___ EXTRACTED INFORMATION ___

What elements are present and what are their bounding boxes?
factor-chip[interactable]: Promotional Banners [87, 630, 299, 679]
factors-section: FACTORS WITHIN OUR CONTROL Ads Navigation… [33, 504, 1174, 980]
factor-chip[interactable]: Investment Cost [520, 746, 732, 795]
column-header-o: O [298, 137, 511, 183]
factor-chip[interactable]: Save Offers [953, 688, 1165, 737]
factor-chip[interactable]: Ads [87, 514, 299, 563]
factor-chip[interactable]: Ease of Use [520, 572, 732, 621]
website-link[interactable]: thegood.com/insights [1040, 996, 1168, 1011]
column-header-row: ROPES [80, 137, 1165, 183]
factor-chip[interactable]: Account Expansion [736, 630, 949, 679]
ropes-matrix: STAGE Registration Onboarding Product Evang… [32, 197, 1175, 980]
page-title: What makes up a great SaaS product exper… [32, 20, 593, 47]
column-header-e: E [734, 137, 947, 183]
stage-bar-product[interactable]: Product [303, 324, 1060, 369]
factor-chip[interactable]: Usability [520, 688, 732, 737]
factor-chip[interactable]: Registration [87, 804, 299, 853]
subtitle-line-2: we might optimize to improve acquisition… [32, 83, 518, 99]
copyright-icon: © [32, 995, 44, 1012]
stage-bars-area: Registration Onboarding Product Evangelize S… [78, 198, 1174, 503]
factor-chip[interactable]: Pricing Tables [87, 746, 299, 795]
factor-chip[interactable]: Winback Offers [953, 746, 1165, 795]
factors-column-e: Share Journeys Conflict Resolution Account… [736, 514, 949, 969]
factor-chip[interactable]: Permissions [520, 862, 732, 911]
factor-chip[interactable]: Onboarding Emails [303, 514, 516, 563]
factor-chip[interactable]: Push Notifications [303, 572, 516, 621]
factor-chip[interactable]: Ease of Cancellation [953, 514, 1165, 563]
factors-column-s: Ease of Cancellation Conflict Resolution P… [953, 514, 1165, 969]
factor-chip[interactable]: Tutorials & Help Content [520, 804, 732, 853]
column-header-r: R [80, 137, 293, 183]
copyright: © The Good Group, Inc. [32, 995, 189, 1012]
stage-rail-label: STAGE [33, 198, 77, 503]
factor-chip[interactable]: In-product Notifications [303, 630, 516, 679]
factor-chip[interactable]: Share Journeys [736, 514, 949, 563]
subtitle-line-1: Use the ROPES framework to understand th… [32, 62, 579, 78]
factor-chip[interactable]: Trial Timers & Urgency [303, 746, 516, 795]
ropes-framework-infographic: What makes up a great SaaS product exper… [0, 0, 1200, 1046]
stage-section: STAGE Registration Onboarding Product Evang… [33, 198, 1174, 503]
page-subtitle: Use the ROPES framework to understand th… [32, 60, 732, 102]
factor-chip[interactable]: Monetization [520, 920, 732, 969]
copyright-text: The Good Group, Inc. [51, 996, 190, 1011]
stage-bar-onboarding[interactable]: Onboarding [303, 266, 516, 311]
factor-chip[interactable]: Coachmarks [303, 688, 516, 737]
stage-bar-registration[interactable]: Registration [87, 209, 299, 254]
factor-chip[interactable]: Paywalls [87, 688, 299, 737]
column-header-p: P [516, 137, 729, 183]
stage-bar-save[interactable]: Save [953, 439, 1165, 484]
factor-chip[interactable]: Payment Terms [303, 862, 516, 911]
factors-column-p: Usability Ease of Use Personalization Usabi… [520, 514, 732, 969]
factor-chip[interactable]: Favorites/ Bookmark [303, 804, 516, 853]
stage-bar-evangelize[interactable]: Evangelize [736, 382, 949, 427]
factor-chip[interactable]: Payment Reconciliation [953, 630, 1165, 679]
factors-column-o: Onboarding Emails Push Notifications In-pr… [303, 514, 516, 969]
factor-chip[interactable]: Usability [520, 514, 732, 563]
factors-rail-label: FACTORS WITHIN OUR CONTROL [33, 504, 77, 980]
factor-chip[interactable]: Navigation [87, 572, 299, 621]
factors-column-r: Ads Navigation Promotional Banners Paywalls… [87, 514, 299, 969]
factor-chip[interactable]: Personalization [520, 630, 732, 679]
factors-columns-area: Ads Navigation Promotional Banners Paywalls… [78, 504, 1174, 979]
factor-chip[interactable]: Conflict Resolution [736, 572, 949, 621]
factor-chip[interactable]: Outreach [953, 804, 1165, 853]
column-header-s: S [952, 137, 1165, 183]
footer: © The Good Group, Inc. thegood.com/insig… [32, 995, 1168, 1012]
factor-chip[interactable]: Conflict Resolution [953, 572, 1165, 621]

___
___ EXTRACTED INFORMATION ___

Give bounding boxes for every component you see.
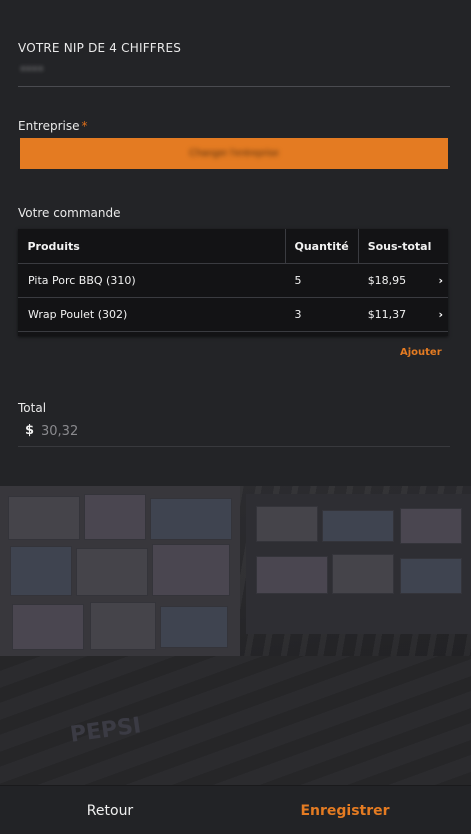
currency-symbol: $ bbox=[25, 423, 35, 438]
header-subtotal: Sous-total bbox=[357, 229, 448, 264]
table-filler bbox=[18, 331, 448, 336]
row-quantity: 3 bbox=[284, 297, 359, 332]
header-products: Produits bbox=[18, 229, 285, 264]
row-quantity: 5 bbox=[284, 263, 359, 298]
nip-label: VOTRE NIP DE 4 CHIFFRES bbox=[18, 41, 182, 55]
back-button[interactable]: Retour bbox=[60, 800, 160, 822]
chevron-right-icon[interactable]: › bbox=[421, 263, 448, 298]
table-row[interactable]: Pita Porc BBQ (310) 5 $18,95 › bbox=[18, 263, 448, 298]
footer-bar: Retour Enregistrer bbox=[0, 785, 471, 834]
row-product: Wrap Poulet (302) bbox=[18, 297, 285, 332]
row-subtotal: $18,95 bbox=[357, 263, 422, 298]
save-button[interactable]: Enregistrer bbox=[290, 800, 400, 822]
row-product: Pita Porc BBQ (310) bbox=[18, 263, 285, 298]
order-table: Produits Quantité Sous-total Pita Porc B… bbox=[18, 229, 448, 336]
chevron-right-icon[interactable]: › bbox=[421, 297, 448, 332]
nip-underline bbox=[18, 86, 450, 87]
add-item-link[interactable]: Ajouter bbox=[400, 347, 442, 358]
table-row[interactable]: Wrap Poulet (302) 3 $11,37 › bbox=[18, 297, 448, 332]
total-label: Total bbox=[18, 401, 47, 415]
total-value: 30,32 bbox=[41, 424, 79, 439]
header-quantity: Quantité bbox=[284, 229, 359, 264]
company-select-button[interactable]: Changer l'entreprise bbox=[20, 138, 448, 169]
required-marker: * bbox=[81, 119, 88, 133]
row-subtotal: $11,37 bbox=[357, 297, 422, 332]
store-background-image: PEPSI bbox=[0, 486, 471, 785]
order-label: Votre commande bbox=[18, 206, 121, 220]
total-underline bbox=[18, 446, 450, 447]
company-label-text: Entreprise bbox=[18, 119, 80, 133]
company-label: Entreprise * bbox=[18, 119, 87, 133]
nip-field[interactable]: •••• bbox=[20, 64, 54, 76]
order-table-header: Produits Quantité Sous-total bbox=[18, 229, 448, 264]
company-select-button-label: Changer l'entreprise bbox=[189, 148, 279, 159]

___

§ THE EXERCISE:
Return the lines of the material from the one containing "What elements are" to the one containing "factor-chip[interactable]: Ease of Use", both included, reproduced character for character.

§ RESULT OF THE EXERCISE:
What elements are present and what are their bounding boxes?
factor-chip[interactable]: Promotional Banners [87, 630, 299, 679]
factors-section: FACTORS WITHIN OUR CONTROL Ads Navigation… [33, 504, 1174, 980]
factor-chip[interactable]: Investment Cost [520, 746, 732, 795]
column-header-o: O [298, 137, 511, 183]
factor-chip[interactable]: Save Offers [953, 688, 1165, 737]
factor-chip[interactable]: Ads [87, 514, 299, 563]
factor-chip[interactable]: Ease of Use [520, 572, 732, 621]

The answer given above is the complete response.